### EXERCISE PROMPT
Your task is to restate the data word for word.

Start DATASET ROWS

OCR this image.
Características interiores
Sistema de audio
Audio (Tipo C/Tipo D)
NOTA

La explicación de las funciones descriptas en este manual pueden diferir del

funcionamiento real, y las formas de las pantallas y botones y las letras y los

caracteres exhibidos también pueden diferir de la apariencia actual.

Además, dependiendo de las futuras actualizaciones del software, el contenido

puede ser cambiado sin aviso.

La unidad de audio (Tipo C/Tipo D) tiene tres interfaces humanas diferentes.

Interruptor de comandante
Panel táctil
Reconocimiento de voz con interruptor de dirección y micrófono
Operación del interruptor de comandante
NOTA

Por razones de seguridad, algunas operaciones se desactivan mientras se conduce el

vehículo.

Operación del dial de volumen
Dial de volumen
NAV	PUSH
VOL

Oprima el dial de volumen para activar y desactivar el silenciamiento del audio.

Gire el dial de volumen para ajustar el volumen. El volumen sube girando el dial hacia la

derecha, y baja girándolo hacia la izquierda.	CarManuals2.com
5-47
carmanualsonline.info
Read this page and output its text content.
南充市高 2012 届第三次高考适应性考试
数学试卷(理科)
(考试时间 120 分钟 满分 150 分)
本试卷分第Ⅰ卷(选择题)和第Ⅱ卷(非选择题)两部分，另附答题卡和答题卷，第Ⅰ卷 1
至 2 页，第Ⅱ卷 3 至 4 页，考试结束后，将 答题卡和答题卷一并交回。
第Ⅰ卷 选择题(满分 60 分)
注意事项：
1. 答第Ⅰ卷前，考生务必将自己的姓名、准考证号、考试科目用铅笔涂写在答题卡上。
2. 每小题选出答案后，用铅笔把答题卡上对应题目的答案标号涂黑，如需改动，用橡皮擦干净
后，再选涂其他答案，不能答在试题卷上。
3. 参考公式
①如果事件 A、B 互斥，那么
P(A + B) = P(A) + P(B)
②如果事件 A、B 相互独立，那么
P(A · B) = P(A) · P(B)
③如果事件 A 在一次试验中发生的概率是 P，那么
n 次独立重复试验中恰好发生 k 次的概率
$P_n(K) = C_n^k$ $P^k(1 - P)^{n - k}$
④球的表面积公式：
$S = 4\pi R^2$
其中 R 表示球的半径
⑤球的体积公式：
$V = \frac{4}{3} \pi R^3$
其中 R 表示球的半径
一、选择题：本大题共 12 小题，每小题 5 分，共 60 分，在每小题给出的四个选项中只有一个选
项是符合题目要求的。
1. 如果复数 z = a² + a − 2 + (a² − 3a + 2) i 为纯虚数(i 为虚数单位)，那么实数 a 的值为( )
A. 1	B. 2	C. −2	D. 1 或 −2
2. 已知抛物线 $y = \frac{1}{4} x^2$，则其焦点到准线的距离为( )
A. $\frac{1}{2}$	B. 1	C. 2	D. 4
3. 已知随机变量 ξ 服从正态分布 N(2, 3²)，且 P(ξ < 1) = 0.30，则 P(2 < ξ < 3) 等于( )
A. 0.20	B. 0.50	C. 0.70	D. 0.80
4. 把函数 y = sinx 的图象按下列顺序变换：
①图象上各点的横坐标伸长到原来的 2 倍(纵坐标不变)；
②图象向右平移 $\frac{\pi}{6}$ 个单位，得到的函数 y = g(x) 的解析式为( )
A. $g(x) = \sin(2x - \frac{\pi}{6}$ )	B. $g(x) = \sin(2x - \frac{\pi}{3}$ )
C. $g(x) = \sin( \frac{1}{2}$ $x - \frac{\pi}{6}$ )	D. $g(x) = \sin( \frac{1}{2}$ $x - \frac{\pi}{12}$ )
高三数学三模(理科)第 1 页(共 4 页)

End DATASET ROWS

### TASK SOLUTION
OCR this image.
Características interiores
Sistema de audio
Audio (Tipo C/Tipo D)
NOTA

La explicación de las funciones descriptas en este manual pueden diferir del

funcionamiento real, y las formas de las pantallas y botones y las letras y los

caracteres exhibidos también pueden diferir de la apariencia actual.

Además, dependiendo de las futuras actualizaciones del software, el contenido

puede ser cambiado sin aviso.

La unidad de audio (Tipo C/Tipo D) tiene tres interfaces humanas diferentes.

Interruptor de comandante
Panel táctil
Reconocimiento de voz con interruptor de dirección y micrófono
Operación del interruptor de comandante
NOTA

Por razones de seguridad, algunas operaciones se desactivan mientras se conduce el

vehículo.

Operación del dial de volumen
Dial de volumen
NAV	PUSH
VOL

Oprima el dial de volumen para activar y desactivar el silenciamiento del audio.

Gire el dial de volumen para ajustar el volumen. El volumen sube girando el dial hacia la

derecha, y baja girándolo hacia la izquierda.	CarManuals2.com
5-47
carmanualsonline.info
Read this page and output its text content.
南充市高 2012 届第三次高考适应性考试
数学试卷(理科)
(考试时间 120 分钟 满分 150 分)
本试卷分第Ⅰ卷(选择题)和第Ⅱ卷(非选择题)两部分，另附答题卡和答题卷，第Ⅰ卷 1
至 2 页，第Ⅱ卷 3 至 4 页，考试结束后，将 答题卡和答题卷一并交回。
第Ⅰ卷 选择题(满分 60 分)
注意事项：
1. 答第Ⅰ卷前，考生务必将自己的姓名、准考证号、考试科目用铅笔涂写在答题卡上。
2. 每小题选出答案后，用铅笔把答题卡上对应题目的答案标号涂黑，如需改动，用橡皮擦干净
后，再选涂其他答案，不能答在试题卷上。
3. 参考公式
①如果事件 A、B 互斥，那么
P(A + B) = P(A) + P(B)
②如果事件 A、B 相互独立，那么
P(A · B) = P(A) · P(B)
③如果事件 A 在一次试验中发生的概率是 P，那么
n 次独立重复试验中恰好发生 k 次的概率
$P_n(K) = C_n^k$ $P^k(1 - P)^{n - k}$
④球的表面积公式：
$S = 4\pi R^2$
其中 R 表示球的半径
⑤球的体积公式：
$V = \frac{4}{3} \pi R^3$
其中 R 表示球的半径
一、选择题：本大题共 12 小题，每小题 5 分，共 60 分，在每小题给出的四个选项中只有一个选
项是符合题目要求的。
1. 如果复数 z = a² + a − 2 + (a² − 3a + 2) i 为纯虚数(i 为虚数单位)，那么实数 a 的值为( )
A. 1	B. 2	C. −2	D. 1 或 −2
2. 已知抛物线 $y = \frac{1}{4} x^2$，则其焦点到准线的距离为( )
A. $\frac{1}{2}$	B. 1	C. 2	D. 4
3. 已知随机变量 ξ 服从正态分布 N(2, 3²)，且 P(ξ < 1) = 0.30，则 P(2 < ξ < 3) 等于( )
A. 0.20	B. 0.50	C. 0.70	D. 0.80
4. 把函数 y = sinx 的图象按下列顺序变换：
①图象上各点的横坐标伸长到原来的 2 倍(纵坐标不变)；
②图象向右平移 $\frac{\pi}{6}$ 个单位，得到的函数 y = g(x) 的解析式为( )
A. $g(x) = \sin(2x - \frac{\pi}{6}$ )	B. $g(x) = \sin(2x - \frac{\pi}{3}$ )
C. $g(x) = \sin( \frac{1}{2}$ $x - \frac{\pi}{6}$ )	D. $g(x) = \sin( \frac{1}{2}$ $x - \frac{\pi}{12}$ )
高三数学三模(理科)第 1 页(共 4 页)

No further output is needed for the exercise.